> WORK TO BE COMPLETED
Below are some records; reproduce every one of them exactly.

+++

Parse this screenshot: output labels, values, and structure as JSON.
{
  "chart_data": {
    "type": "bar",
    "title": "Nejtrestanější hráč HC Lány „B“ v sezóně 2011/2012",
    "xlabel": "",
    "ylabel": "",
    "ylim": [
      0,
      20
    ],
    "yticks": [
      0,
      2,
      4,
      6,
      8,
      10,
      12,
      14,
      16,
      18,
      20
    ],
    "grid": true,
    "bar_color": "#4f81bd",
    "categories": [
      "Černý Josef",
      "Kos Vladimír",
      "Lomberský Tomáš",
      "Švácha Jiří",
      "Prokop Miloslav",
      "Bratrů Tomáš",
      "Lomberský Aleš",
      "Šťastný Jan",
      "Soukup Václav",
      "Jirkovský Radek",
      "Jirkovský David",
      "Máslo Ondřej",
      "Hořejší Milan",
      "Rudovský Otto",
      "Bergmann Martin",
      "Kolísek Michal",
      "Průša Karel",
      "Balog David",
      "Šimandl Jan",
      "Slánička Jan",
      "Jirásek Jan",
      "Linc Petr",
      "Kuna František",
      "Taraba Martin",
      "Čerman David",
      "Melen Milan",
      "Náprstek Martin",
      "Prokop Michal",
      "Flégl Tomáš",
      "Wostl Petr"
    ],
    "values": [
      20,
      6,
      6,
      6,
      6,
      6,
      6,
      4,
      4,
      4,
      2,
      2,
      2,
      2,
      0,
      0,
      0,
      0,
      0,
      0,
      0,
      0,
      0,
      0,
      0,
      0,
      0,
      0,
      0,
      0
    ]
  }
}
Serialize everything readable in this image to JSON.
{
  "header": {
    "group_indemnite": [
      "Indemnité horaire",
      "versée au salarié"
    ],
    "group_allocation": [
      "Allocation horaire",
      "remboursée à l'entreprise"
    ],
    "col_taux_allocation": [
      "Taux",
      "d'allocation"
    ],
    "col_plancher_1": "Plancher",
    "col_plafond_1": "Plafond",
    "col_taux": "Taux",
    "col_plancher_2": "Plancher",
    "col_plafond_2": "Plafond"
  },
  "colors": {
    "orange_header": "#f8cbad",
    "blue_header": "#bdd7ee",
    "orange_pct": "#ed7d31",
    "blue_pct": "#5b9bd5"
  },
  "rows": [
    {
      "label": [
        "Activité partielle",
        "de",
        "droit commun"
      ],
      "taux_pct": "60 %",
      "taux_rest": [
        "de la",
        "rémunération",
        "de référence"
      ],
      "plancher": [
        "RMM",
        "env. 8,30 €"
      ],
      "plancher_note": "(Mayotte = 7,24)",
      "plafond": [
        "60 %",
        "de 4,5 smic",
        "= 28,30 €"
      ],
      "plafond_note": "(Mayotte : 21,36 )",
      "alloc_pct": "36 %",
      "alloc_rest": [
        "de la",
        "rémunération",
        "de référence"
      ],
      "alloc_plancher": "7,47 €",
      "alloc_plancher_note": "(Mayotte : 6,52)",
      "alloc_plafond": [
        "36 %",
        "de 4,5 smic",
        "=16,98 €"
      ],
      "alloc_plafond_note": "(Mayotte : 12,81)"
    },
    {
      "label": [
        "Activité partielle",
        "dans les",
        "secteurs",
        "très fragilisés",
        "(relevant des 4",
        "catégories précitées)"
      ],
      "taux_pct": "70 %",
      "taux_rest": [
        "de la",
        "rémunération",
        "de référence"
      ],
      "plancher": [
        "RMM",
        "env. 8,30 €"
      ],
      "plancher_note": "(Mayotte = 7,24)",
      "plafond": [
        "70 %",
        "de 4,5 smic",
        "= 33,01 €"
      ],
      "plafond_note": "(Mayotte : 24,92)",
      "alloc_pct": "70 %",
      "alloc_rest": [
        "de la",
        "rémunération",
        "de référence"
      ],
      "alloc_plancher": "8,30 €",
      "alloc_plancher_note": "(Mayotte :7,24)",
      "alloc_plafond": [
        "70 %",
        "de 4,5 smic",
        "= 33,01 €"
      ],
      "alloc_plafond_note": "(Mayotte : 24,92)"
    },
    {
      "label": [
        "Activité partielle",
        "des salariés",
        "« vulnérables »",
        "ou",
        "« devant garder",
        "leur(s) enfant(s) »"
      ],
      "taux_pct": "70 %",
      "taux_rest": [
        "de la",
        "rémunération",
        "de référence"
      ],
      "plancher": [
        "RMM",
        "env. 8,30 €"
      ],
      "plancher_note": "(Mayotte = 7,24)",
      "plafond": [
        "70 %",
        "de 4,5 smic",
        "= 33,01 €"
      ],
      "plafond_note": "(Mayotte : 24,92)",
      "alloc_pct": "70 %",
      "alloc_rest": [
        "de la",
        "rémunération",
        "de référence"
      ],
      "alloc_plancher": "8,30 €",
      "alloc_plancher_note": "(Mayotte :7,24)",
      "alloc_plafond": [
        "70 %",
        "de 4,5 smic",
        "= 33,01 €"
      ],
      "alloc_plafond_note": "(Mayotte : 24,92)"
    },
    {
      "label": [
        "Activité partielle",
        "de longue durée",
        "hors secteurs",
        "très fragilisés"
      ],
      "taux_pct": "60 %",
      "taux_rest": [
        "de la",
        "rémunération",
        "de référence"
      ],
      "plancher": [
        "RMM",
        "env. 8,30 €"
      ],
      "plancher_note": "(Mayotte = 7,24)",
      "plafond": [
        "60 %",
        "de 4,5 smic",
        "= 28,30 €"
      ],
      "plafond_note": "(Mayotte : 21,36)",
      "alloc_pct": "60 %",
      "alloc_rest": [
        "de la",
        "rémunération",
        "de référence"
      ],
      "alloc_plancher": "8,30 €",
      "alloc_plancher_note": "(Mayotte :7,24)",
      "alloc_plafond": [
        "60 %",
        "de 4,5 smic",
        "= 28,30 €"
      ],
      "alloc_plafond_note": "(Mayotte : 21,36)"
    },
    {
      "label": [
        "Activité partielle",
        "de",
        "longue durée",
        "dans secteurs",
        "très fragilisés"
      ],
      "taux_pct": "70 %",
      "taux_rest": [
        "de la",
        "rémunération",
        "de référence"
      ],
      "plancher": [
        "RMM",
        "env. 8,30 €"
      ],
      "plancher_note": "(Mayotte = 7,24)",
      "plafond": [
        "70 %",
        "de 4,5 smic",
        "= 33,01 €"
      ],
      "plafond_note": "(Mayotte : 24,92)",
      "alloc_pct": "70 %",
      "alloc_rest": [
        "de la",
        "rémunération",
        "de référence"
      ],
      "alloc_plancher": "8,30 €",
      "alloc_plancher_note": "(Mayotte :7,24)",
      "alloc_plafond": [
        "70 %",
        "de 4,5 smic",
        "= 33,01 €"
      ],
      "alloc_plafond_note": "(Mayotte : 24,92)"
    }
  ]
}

+++

> COMPLETE RESPONSE
Parse this screenshot: output labels, values, and structure as JSON.
{
  "chart_data": {
    "type": "bar",
    "title": "Nejtrestanější hráč HC Lány „B“ v sezóně 2011/2012",
    "xlabel": "",
    "ylabel": "",
    "ylim": [
      0,
      20
    ],
    "yticks": [
      0,
      2,
      4,
      6,
      8,
      10,
      12,
      14,
      16,
      18,
      20
    ],
    "grid": true,
    "bar_color": "#4f81bd",
    "categories": [
      "Černý Josef",
      "Kos Vladimír",
      "Lomberský Tomáš",
      "Švácha Jiří",
      "Prokop Miloslav",
      "Bratrů Tomáš",
      "Lomberský Aleš",
      "Šťastný Jan",
      "Soukup Václav",
      "Jirkovský Radek",
      "Jirkovský David",
      "Máslo Ondřej",
      "Hořejší Milan",
      "Rudovský Otto",
      "Bergmann Martin",
      "Kolísek Michal",
      "Průša Karel",
      "Balog David",
      "Šimandl Jan",
      "Slánička Jan",
      "Jirásek Jan",
      "Linc Petr",
      "Kuna František",
      "Taraba Martin",
      "Čerman David",
      "Melen Milan",
      "Náprstek Martin",
      "Prokop Michal",
      "Flégl Tomáš",
      "Wostl Petr"
    ],
    "values": [
      20,
      6,
      6,
      6,
      6,
      6,
      6,
      4,
      4,
      4,
      2,
      2,
      2,
      2,
      0,
      0,
      0,
      0,
      0,
      0,
      0,
      0,
      0,
      0,
      0,
      0,
      0,
      0,
      0,
      0
    ]
  }
}
Serialize everything readable in this image to JSON.
{
  "header": {
    "group_indemnite": [
      "Indemnité horaire",
      "versée au salarié"
    ],
    "group_allocation": [
      "Allocation horaire",
      "remboursée à l'entreprise"
    ],
    "col_taux_allocation": [
      "Taux",
      "d'allocation"
    ],
    "col_plancher_1": "Plancher",
    "col_plafond_1": "Plafond",
    "col_taux": "Taux",
    "col_plancher_2": "Plancher",
    "col_plafond_2": "Plafond"
  },
  "colors": {
    "orange_header": "#f8cbad",
    "blue_header": "#bdd7ee",
    "orange_pct": "#ed7d31",
    "blue_pct": "#5b9bd5"
  },
  "rows": [
    {
      "label": [
        "Activité partielle",
        "de",
        "droit commun"
      ],
      "taux_pct": "60 %",
      "taux_rest": [
        "de la",
        "rémunération",
        "de référence"
      ],
      "plancher": [
        "RMM",
        "env. 8,30 €"
      ],
      "plancher_note": "(Mayotte = 7,24)",
      "plafond": [
        "60 %",
        "de 4,5 smic",
        "= 28,30 €"
      ],
      "plafond_note": "(Mayotte : 21,36 )",
      "alloc_pct": "36 %",
      "alloc_rest": [
        "de la",
        "rémunération",
        "de référence"
      ],
      "alloc_plancher": "7,47 €",
      "alloc_plancher_note": "(Mayotte : 6,52)",
      "alloc_plafond": [
        "36 %",
        "de 4,5 smic",
        "=16,98 €"
      ],
      "alloc_plafond_note": "(Mayotte : 12,81)"
    },
    {
      "label": [
        "Activité partielle",
        "dans les",
        "secteurs",
        "très fragilisés",
        "(relevant des 4",
        "catégories précitées)"
      ],
      "taux_pct": "70 %",
      "taux_rest": [
        "de la",
        "rémunération",
        "de référence"
      ],
      "plancher": [
        "RMM",
        "env. 8,30 €"
      ],
      "plancher_note": "(Mayotte = 7,24)",
      "plafond": [
        "70 %",
        "de 4,5 smic",
        "= 33,01 €"
      ],
      "plafond_note": "(Mayotte : 24,92)",
      "alloc_pct": "70 %",
      "alloc_rest": [
        "de la",
        "rémunération",
        "de référence"
      ],
      "alloc_plancher": "8,30 €",
      "alloc_plancher_note": "(Mayotte :7,24)",
      "alloc_plafond": [
        "70 %",
        "de 4,5 smic",
        "= 33,01 €"
      ],
      "alloc_plafond_note": "(Mayotte : 24,92)"
    },
    {
      "label": [
        "Activité partielle",
        "des salariés",
        "« vulnérables »",
        "ou",
        "« devant garder",
        "leur(s) enfant(s) »"
      ],
      "taux_pct": "70 %",
      "taux_rest": [
        "de la",
        "rémunération",
        "de référence"
      ],
      "plancher": [
        "RMM",
        "env. 8,30 €"
      ],
      "plancher_note": "(Mayotte = 7,24)",
      "plafond": [
        "70 %",
        "de 4,5 smic",
        "= 33,01 €"
      ],
      "plafond_note": "(Mayotte : 24,92)",
      "alloc_pct": "70 %",
      "alloc_rest": [
        "de la",
        "rémunération",
        "de référence"
      ],
      "alloc_plancher": "8,30 €",
      "alloc_plancher_note": "(Mayotte :7,24)",
      "alloc_plafond": [
        "70 %",
        "de 4,5 smic",
        "= 33,01 €"
      ],
      "alloc_plafond_note": "(Mayotte : 24,92)"
    },
    {
      "label": [
        "Activité partielle",
        "de longue durée",
        "hors secteurs",
        "très fragilisés"
      ],
      "taux_pct": "60 %",
      "taux_rest": [
        "de la",
        "rémunération",
        "de référence"
      ],
      "plancher": [
        "RMM",
        "env. 8,30 €"
      ],
      "plancher_note": "(Mayotte = 7,24)",
      "plafond": [
        "60 %",
        "de 4,5 smic",
        "= 28,30 €"
      ],
      "plafond_note": "(Mayotte : 21,36)",
      "alloc_pct": "60 %",
      "alloc_rest": [
        "de la",
        "rémunération",
        "de référence"
      ],
      "alloc_plancher": "8,30 €",
      "alloc_plancher_note": "(Mayotte :7,24)",
      "alloc_plafond": [
        "60 %",
        "de 4,5 smic",
        "= 28,30 €"
      ],
      "alloc_plafond_note": "(Mayotte : 21,36)"
    },
    {
      "label": [
        "Activité partielle",
        "de",
        "longue durée",
        "dans secteurs",
        "très fragilisés"
      ],
      "taux_pct": "70 %",
      "taux_rest": [
        "de la",
        "rémunération",
        "de référence"
      ],
      "plancher": [
        "RMM",
        "env. 8,30 €"
      ],
      "plancher_note": "(Mayotte = 7,24)",
      "plafond": [
        "70 %",
        "de 4,5 smic",
        "= 33,01 €"
      ],
      "plafond_note": "(Mayotte : 24,92)",
      "alloc_pct": "70 %",
      "alloc_rest": [
        "de la",
        "rémunération",
        "de référence"
      ],
      "alloc_plancher": "8,30 €",
      "alloc_plancher_note": "(Mayotte :7,24)",
      "alloc_plafond": [
        "70 %",
        "de 4,5 smic",
        "= 33,01 €"
      ],
      "alloc_plafond_note": "(Mayotte : 24,92)"
    }
  ]
}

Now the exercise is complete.